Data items
══════════════════════════════
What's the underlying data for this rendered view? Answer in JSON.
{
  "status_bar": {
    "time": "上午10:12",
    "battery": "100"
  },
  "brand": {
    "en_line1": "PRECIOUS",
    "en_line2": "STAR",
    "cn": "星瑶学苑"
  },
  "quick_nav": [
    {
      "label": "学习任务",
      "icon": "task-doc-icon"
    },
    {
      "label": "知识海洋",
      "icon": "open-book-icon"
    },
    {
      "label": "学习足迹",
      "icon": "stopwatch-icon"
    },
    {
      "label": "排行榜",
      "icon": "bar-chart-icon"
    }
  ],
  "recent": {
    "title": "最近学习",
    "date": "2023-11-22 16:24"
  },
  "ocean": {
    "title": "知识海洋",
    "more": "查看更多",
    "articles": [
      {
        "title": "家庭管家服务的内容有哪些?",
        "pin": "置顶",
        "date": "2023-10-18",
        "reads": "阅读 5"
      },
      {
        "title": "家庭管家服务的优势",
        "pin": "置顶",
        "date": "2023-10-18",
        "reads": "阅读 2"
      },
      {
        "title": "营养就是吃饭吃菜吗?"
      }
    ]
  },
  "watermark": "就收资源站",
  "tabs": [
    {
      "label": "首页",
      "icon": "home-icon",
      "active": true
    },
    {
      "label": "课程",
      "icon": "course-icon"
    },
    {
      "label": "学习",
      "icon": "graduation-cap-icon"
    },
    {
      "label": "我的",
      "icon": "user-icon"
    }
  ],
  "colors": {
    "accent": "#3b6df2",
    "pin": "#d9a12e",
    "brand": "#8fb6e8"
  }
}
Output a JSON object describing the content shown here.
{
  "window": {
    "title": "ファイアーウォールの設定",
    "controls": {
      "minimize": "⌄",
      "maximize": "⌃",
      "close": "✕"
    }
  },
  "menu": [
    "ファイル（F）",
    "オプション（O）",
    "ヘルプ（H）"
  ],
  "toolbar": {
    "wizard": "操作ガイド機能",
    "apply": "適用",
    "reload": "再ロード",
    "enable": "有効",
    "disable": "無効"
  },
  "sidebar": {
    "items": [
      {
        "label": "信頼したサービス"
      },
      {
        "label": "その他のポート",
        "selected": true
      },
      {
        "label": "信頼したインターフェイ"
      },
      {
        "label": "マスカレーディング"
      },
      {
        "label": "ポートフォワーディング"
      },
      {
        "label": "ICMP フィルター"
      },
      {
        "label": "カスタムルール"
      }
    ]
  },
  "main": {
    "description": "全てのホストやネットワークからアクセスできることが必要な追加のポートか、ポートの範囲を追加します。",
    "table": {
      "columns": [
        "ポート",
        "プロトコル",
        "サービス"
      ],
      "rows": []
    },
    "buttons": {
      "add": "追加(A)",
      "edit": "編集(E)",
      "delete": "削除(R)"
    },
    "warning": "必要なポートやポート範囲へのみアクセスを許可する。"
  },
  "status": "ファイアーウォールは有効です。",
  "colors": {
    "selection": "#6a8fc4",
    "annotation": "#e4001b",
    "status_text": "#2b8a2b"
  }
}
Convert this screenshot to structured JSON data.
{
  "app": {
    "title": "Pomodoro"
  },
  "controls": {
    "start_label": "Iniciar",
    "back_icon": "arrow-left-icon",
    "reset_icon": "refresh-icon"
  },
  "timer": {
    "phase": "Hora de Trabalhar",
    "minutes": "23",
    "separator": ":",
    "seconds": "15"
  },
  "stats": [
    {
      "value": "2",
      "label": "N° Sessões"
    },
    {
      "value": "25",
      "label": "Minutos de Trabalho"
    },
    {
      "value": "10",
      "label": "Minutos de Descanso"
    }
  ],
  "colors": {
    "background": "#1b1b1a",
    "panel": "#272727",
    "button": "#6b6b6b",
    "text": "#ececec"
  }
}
══════════════════════════════
* WHAT YOU WILL DO
Go through the material above line by line and copy it exactly.

* RESULT
What's the underlying data for this rendered view? Answer in JSON.
{
  "status_bar": {
    "time": "上午10:12",
    "battery": "100"
  },
  "brand": {
    "en_line1": "PRECIOUS",
    "en_line2": "STAR",
    "cn": "星瑶学苑"
  },
  "quick_nav": [
    {
      "label": "学习任务",
      "icon": "task-doc-icon"
    },
    {
      "label": "知识海洋",
      "icon": "open-book-icon"
    },
    {
      "label": "学习足迹",
      "icon": "stopwatch-icon"
    },
    {
      "label": "排行榜",
      "icon": "bar-chart-icon"
    }
  ],
  "recent": {
    "title": "最近学习",
    "date": "2023-11-22 16:24"
  },
  "ocean": {
    "title": "知识海洋",
    "more": "查看更多",
    "articles": [
      {
        "title": "家庭管家服务的内容有哪些?",
        "pin": "置顶",
        "date": "2023-10-18",
        "reads": "阅读 5"
      },
      {
        "title": "家庭管家服务的优势",
        "pin": "置顶",
        "date": "2023-10-18",
        "reads": "阅读 2"
      },
      {
        "title": "营养就是吃饭吃菜吗?"
      }
    ]
  },
  "watermark": "就收资源站",
  "tabs": [
    {
      "label": "首页",
      "icon": "home-icon",
      "active": true
    },
    {
      "label": "课程",
      "icon": "course-icon"
    },
    {
      "label": "学习",
      "icon": "graduation-cap-icon"
    },
    {
      "label": "我的",
      "icon": "user-icon"
    }
  ],
  "colors": {
    "accent": "#3b6df2",
    "pin": "#d9a12e",
    "brand": "#8fb6e8"
  }
}
Output a JSON object describing the content shown here.
{
  "window": {
    "title": "ファイアーウォールの設定",
    "controls": {
      "minimize": "⌄",
      "maximize": "⌃",
      "close": "✕"
    }
  },
  "menu": [
    "ファイル（F）",
    "オプション（O）",
    "ヘルプ（H）"
  ],
  "toolbar": {
    "wizard": "操作ガイド機能",
    "apply": "適用",
    "reload": "再ロード",
    "enable": "有効",
    "disable": "無効"
  },
  "sidebar": {
    "items": [
      {
        "label": "信頼したサービス"
      },
      {
        "label": "その他のポート",
        "selected": true
      },
      {
        "label": "信頼したインターフェイ"
      },
      {
        "label": "マスカレーディング"
      },
      {
        "label": "ポートフォワーディング"
      },
      {
        "label": "ICMP フィルター"
      },
      {
        "label": "カスタムルール"
      }
    ]
  },
  "main": {
    "description": "全てのホストやネットワークからアクセスできることが必要な追加のポートか、ポートの範囲を追加します。",
    "table": {
      "columns": [
        "ポート",
        "プロトコル",
        "サービス"
      ],
      "rows": []
    },
    "buttons": {
      "add": "追加(A)",
      "edit": "編集(E)",
      "delete": "削除(R)"
    },
    "warning": "必要なポートやポート範囲へのみアクセスを許可する。"
  },
  "status": "ファイアーウォールは有効です。",
  "colors": {
    "selection": "#6a8fc4",
    "annotation": "#e4001b",
    "status_text": "#2b8a2b"
  }
}
Convert this screenshot to structured JSON data.
{
  "app": {
    "title": "Pomodoro"
  },
  "controls": {
    "start_label": "Iniciar",
    "back_icon": "arrow-left-icon",
    "reset_icon": "refresh-icon"
  },
  "timer": {
    "phase": "Hora de Trabalhar",
    "minutes": "23",
    "separator": ":",
    "seconds": "15"
  },
  "stats": [
    {
      "value": "2",
      "label": "N° Sessões"
    },
    {
      "value": "25",
      "label": "Minutos de Trabalho"
    },
    {
      "value": "10",
      "label": "Minutos de Descanso"
    }
  ],
  "colors": {
    "background": "#1b1b1a",
    "panel": "#272727",
    "button": "#6b6b6b",
    "text": "#ececec"
  }
}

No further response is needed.